Stored records:
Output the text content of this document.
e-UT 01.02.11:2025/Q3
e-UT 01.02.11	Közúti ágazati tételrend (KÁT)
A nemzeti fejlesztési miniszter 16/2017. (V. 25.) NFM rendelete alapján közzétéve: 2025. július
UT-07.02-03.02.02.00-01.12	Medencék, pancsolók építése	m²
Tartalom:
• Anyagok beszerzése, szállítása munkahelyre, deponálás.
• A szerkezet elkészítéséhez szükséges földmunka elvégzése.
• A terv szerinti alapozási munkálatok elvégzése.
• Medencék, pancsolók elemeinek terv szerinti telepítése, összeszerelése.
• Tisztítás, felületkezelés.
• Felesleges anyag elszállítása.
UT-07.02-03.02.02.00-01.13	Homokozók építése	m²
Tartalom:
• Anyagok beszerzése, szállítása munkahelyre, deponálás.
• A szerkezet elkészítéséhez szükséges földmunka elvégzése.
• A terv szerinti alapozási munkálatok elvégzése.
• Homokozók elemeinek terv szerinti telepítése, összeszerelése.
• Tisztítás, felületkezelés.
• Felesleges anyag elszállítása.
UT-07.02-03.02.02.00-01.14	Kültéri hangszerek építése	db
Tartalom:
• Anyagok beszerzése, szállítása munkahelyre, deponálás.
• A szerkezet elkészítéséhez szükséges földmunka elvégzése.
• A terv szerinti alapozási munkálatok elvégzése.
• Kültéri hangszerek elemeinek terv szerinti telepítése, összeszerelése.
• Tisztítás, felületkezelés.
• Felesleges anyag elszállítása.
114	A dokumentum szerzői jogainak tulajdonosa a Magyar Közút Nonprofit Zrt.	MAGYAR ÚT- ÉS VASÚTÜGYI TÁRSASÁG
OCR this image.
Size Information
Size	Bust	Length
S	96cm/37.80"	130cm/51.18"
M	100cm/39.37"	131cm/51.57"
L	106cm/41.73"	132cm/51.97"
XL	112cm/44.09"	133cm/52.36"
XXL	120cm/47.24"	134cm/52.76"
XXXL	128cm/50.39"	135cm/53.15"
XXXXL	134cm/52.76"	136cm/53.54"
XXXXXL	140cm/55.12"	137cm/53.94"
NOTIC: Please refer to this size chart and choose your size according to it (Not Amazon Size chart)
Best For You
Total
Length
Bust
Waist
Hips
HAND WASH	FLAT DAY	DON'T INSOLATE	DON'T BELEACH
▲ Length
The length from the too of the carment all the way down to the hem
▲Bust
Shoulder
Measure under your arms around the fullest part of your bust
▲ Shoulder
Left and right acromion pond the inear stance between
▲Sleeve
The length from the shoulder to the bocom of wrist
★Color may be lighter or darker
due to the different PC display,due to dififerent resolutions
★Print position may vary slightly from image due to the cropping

**What is required**
Output the line that contains "OCR this image.", followed by every later line in the listing, with no line omitted and none added.

**Result of this exercise**
OCR this image.
Size Information
Size	Bust	Length
S	96cm/37.80"	130cm/51.18"
M	100cm/39.37"	131cm/51.57"
L	106cm/41.73"	132cm/51.97"
XL	112cm/44.09"	133cm/52.36"
XXL	120cm/47.24"	134cm/52.76"
XXXL	128cm/50.39"	135cm/53.15"
XXXXL	134cm/52.76"	136cm/53.54"
XXXXXL	140cm/55.12"	137cm/53.94"
NOTIC: Please refer to this size chart and choose your size according to it (Not Amazon Size chart)
Best For You
Total
Length
Bust
Waist
Hips
HAND WASH	FLAT DAY	DON'T INSOLATE	DON'T BELEACH
▲ Length
The length from the too of the carment all the way down to the hem
▲Bust
Shoulder
Measure under your arms around the fullest part of your bust
▲ Shoulder
Left and right acromion pond the inear stance between
▲Sleeve
The length from the shoulder to the bocom of wrist
★Color may be lighter or darker
due to the different PC display,due to dififerent resolutions
★Print position may vary slightly from image due to the cropping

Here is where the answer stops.